Count how many lines hold the string "Analog". Answer with that number and nothing more.

--- Start GIVEN INFORMATION ---

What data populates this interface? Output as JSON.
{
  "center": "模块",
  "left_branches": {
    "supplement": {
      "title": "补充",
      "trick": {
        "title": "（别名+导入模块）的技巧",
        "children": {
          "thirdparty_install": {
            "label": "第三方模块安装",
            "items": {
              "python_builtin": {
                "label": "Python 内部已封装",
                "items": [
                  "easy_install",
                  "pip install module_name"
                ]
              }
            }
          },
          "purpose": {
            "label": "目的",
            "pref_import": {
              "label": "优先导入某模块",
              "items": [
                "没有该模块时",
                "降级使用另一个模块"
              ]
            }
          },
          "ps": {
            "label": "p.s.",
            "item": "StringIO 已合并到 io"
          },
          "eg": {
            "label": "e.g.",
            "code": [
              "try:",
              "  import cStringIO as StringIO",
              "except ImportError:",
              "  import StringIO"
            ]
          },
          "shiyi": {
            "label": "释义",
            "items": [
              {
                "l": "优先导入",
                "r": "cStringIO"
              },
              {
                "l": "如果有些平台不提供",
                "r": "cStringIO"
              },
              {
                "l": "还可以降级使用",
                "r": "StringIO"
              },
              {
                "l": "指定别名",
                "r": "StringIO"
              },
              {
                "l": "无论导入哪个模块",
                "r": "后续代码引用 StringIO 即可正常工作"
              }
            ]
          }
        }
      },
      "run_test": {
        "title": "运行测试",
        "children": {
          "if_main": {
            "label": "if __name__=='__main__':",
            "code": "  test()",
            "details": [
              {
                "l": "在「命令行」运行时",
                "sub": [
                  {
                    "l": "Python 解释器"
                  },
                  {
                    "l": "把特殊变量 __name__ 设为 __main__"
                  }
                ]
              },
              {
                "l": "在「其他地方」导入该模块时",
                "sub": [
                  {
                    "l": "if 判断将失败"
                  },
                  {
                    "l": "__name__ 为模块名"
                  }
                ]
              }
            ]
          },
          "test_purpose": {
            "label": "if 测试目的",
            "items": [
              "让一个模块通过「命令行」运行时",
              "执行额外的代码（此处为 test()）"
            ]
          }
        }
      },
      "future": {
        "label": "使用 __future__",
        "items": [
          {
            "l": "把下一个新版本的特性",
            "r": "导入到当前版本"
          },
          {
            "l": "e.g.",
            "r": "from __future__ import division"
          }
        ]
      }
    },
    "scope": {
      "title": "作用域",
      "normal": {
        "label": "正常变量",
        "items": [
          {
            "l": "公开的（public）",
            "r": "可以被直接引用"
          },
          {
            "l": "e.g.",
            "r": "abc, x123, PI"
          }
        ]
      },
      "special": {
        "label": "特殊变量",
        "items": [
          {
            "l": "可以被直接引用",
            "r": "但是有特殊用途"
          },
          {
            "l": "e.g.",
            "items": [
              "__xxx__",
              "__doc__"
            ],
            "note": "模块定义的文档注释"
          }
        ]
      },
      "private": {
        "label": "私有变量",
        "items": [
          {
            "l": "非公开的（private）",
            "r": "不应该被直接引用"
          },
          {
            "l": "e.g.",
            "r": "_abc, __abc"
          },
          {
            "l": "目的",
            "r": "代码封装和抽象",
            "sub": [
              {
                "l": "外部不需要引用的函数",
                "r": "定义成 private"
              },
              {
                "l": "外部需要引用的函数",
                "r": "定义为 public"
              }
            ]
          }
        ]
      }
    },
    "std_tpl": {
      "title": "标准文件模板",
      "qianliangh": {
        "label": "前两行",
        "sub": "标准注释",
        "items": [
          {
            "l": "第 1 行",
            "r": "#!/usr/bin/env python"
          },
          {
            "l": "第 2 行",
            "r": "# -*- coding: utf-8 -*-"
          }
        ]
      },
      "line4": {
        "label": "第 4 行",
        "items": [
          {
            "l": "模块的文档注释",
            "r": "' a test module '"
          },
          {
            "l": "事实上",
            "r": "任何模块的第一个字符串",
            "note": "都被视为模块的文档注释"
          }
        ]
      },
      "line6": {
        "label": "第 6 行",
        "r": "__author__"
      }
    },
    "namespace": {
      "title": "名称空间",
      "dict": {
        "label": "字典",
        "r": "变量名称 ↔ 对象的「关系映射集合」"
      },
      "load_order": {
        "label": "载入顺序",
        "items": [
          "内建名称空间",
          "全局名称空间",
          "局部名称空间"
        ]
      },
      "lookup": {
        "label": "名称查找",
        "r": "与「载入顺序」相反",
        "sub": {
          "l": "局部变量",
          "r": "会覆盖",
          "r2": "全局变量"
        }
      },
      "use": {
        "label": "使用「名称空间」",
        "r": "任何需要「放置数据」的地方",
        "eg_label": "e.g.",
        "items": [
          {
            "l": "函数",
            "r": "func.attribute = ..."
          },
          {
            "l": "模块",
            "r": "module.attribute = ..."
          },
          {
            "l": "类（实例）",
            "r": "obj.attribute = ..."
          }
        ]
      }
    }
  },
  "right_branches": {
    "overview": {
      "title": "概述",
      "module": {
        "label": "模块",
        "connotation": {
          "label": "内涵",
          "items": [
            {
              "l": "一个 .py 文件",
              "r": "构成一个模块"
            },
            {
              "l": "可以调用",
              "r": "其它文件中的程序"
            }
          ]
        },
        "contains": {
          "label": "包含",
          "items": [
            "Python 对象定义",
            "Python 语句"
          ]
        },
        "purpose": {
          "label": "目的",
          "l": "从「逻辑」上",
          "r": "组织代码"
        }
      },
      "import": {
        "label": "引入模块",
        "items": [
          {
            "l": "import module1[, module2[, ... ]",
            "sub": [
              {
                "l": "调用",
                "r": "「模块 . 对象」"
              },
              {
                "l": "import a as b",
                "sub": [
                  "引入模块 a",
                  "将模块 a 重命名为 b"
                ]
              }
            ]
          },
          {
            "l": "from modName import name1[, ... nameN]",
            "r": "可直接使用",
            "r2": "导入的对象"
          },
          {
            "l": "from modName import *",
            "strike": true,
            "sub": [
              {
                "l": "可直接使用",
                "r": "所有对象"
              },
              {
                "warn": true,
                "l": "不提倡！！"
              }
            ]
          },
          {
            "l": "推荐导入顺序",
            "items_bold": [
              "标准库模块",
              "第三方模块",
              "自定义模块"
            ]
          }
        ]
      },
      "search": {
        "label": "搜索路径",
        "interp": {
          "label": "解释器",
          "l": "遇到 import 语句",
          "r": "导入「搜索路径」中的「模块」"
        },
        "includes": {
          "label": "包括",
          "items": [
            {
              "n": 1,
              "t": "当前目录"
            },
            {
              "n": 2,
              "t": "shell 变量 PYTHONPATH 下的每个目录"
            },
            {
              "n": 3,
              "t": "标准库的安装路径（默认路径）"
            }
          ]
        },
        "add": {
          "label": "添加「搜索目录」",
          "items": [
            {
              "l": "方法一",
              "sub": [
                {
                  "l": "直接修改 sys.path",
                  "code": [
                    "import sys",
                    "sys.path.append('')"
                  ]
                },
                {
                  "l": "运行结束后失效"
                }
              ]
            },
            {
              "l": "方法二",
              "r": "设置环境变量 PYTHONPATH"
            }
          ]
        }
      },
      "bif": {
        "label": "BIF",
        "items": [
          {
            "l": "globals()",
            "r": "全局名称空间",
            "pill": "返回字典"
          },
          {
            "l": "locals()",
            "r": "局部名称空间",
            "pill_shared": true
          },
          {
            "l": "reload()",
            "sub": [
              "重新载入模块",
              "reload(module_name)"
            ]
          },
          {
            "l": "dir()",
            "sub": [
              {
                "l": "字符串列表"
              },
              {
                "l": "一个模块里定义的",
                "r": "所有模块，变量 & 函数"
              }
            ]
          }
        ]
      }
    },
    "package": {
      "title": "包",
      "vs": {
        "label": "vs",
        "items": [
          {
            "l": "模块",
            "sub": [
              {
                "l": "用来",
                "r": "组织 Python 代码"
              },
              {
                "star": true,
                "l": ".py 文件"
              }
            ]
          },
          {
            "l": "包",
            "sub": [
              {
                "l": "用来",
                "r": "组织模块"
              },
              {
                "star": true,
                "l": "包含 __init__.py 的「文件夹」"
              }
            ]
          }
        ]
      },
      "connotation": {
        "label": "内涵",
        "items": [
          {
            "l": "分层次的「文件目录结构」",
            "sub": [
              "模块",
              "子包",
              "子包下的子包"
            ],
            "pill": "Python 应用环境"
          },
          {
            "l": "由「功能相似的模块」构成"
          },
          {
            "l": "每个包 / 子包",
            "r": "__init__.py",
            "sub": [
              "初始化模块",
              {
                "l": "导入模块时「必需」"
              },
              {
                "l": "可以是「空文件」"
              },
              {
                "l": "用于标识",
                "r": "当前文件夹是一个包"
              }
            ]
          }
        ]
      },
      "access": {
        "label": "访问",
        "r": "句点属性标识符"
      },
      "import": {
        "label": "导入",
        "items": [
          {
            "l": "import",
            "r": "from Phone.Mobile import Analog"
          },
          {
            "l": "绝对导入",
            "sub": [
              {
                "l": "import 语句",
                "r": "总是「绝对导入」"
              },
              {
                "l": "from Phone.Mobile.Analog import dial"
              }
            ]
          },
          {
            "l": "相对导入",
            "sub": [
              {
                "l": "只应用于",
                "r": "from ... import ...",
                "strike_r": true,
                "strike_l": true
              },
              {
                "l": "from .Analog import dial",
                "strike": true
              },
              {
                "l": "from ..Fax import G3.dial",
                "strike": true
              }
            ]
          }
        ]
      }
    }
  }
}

--- End GIVEN INFORMATION ---

# FINISHED TASK:
3